## [PROBLEM REQUIREMENTS]
Keep only the lines that hold the string "dash", filtering out the rest of the entries below.

--- Start TASK INPUT ---

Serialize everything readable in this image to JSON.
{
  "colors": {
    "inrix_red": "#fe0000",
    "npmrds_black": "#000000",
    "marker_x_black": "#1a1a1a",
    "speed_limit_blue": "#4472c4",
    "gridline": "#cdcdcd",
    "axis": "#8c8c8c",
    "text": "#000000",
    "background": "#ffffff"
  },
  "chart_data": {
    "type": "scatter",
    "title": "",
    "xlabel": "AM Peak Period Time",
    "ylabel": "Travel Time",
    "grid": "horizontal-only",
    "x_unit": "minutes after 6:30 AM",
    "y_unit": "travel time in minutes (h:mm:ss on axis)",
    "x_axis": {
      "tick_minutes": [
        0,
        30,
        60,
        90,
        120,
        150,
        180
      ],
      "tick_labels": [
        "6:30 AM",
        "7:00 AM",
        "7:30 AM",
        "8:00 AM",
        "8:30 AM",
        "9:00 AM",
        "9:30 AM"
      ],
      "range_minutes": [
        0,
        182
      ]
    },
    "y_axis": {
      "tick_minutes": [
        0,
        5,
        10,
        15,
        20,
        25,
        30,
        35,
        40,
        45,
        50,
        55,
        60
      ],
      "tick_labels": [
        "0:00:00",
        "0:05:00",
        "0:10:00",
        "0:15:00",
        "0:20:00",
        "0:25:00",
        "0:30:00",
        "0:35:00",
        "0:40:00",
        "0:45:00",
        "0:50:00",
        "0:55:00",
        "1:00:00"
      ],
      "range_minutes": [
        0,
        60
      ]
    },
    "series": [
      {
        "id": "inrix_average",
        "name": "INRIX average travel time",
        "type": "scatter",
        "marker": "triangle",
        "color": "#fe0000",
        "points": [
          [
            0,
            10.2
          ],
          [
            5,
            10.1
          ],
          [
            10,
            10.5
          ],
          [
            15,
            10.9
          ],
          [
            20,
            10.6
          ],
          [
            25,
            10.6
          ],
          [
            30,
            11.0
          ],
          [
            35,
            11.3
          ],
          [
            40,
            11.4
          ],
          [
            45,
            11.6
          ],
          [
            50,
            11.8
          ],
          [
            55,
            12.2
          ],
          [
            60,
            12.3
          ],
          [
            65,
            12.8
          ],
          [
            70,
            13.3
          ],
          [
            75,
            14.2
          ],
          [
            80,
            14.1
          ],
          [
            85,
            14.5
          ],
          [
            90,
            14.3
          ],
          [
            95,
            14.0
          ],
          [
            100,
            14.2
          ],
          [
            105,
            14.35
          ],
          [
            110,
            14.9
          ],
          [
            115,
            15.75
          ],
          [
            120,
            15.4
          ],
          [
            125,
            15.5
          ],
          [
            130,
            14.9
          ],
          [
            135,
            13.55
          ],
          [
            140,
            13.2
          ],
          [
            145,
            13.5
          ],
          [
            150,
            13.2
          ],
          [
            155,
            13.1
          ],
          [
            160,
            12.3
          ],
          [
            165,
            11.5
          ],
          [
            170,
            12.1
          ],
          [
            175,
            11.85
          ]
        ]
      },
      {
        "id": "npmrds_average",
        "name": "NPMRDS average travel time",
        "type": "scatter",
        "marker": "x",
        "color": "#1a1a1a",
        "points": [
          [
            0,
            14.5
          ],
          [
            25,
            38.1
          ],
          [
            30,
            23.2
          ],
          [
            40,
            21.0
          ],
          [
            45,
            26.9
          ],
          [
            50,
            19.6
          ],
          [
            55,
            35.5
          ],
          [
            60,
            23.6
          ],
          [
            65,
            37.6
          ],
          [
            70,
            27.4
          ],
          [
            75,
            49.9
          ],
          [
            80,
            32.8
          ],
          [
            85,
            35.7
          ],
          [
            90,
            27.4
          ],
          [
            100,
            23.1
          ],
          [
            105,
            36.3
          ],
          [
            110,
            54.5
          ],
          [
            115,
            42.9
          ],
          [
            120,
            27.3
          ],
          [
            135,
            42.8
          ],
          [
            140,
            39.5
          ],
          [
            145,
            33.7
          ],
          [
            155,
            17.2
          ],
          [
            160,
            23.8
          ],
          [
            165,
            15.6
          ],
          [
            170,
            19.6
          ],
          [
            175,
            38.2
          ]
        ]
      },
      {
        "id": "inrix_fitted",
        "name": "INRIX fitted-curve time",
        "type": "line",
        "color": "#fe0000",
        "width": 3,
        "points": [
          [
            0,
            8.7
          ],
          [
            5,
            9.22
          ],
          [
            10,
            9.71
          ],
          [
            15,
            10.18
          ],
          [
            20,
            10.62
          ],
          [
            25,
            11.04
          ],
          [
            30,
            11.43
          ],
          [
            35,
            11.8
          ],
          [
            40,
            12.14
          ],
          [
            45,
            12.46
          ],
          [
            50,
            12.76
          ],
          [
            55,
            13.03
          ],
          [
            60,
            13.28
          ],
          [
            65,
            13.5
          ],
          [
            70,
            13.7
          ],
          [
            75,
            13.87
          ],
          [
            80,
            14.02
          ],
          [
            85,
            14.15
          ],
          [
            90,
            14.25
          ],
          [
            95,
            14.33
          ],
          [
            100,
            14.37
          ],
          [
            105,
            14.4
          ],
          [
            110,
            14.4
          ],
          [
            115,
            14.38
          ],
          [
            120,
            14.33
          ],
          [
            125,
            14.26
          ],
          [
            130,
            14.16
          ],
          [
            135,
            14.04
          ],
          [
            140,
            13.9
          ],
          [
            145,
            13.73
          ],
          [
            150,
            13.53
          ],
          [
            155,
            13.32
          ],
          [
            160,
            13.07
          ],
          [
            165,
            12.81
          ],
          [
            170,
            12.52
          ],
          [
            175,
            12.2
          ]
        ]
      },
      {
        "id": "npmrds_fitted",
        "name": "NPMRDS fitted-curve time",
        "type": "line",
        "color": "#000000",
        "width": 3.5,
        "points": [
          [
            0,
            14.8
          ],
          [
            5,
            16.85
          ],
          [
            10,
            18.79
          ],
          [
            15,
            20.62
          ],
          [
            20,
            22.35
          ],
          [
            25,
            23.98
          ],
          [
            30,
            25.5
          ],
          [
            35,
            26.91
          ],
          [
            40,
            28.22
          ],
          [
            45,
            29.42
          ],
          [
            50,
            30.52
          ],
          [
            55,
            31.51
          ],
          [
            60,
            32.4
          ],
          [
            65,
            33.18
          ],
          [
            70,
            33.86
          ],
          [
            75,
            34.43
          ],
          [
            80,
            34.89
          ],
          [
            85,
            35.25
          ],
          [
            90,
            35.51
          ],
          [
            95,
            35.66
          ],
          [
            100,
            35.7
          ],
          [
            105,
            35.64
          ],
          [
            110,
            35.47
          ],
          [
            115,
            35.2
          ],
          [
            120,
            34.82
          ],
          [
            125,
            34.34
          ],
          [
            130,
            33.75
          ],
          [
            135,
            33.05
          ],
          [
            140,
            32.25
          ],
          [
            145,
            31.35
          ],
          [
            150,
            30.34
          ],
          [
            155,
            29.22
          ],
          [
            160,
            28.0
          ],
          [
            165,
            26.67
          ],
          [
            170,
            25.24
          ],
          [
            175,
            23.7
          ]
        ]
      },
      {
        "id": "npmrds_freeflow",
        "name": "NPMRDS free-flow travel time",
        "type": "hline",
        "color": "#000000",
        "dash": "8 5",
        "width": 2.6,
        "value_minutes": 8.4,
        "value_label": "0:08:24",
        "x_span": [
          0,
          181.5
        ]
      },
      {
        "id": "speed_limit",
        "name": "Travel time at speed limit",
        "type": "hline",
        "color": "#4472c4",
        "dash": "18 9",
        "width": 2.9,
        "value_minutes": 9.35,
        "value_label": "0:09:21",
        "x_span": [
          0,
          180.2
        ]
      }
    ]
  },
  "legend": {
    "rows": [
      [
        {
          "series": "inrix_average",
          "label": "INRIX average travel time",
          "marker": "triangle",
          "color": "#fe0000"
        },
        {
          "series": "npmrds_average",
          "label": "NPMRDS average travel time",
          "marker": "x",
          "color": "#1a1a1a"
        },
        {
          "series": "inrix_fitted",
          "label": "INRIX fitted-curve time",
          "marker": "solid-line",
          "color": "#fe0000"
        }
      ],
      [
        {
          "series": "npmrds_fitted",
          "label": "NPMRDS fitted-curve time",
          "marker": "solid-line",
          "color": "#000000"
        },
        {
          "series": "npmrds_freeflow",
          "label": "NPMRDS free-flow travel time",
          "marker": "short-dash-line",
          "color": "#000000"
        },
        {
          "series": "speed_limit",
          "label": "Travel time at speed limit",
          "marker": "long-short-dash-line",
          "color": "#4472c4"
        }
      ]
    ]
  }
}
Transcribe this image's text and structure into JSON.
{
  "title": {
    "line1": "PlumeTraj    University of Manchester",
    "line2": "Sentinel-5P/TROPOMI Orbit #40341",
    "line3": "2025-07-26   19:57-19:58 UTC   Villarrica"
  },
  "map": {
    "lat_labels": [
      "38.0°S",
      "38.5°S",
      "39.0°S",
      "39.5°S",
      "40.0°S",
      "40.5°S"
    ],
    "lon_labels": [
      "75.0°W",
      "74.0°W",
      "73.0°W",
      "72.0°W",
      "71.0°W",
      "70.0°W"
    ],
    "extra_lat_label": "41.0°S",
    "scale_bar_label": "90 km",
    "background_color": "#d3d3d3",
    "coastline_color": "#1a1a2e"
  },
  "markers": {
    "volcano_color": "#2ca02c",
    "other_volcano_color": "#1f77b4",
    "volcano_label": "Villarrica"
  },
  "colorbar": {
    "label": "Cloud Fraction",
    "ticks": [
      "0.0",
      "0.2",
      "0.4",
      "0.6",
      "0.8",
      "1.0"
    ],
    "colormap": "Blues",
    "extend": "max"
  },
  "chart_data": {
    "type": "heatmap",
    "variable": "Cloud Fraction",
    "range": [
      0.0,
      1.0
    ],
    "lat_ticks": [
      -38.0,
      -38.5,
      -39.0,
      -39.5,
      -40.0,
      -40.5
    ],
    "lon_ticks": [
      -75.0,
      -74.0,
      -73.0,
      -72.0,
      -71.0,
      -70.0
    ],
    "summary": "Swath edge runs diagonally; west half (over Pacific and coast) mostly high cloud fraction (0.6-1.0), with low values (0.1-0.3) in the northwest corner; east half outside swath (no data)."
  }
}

--- End TASK INPUT ---

## [TASK RESPONSE]
        "dash": "8 5",
        "dash": "18 9",
          "marker": "short-dash-line",
          "marker": "long-short-dash-line",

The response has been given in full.